◆ TEXT PASSAGE:
"""

# What are your politics?



## TSKA Rory Matier (May 27, 2007)

What are your politics? 

Or what are your views on the politics surrounding the animals you keep and maintain?

I was asked what mine were the other day, l did have to think.

What do l believe in?

Well l believe in the rights that people, in our case, exotic captive carers, have in so far as the keeping of animals within their collections. Furthermore l believe that as long as there is regulation, licensing, legislation, control, enforcement when required that no keeper should be denied their rights to be able to own exotic species.

If animals are maintained under this kind of legislation, and that there is responsibility being displayed in the ownership to all degrees then there can be no reason for those concerned to not be allowed to keep what they wish to keep as long as it is not illegal to do so.

To ensure the continuation of this passion for many people l do believe that they have the right, to know of all that is surrounding this industry, they have the right to say yay or nay to whether they are involved in the political agenda. 

But l also strongly hold onto the belief that they must not shy away from their responsibilities as voters to the government who in turn must allow the voters to exercise their rights of belief.

"""

Decide whether each statement agrees with the post on the politics of keeping exotic animals, answering yes or no and quoting the words of the post that decide it. (a) The writer answered the question about their politics without having to think. (b) The writer holds that, given regulation, licensing and enforcement when required, no keeper should be denied the right to own exotic species. (c) The writer believes keepers may avoid their responsibilities as voters.

◆ ENTRIES SHOWN:

"""

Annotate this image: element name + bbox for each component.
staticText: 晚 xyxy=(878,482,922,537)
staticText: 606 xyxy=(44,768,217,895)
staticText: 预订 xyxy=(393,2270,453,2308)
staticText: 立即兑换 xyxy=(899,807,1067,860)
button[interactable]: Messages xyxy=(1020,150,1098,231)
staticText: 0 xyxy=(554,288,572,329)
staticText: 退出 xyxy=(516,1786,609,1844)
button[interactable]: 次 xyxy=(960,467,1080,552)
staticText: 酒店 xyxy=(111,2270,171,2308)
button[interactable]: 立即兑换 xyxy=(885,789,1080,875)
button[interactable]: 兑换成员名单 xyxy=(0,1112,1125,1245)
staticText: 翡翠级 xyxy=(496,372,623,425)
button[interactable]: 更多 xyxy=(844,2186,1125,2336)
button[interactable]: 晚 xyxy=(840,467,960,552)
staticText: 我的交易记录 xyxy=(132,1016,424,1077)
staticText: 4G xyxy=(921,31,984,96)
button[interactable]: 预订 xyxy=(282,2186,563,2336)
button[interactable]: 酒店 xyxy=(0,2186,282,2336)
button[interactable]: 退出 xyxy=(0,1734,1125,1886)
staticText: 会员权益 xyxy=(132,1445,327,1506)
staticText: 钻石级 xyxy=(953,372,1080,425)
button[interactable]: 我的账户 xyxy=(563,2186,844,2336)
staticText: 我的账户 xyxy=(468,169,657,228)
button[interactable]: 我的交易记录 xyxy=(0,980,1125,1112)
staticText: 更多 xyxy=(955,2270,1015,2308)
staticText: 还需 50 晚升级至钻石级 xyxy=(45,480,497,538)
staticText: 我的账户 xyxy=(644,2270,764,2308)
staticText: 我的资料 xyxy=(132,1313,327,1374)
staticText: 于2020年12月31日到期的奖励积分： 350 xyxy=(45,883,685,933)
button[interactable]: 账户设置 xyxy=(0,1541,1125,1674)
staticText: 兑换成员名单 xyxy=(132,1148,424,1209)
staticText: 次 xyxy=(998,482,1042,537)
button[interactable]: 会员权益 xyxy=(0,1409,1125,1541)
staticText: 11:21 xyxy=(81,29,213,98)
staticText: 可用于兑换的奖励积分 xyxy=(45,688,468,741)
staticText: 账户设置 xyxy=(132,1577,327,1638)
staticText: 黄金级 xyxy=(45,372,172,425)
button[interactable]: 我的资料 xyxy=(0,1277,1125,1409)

"""

◆ ANSWER FOR THE TASK:
(a) No: "l did have to think."
(b) Yes: "as long as there is regulation, licensing, legislation, control, enforcement when required that no keeper should be denied their rights to be able to own exotic species."
(c) No: "they must not shy away from their responsibilities as voters to the government"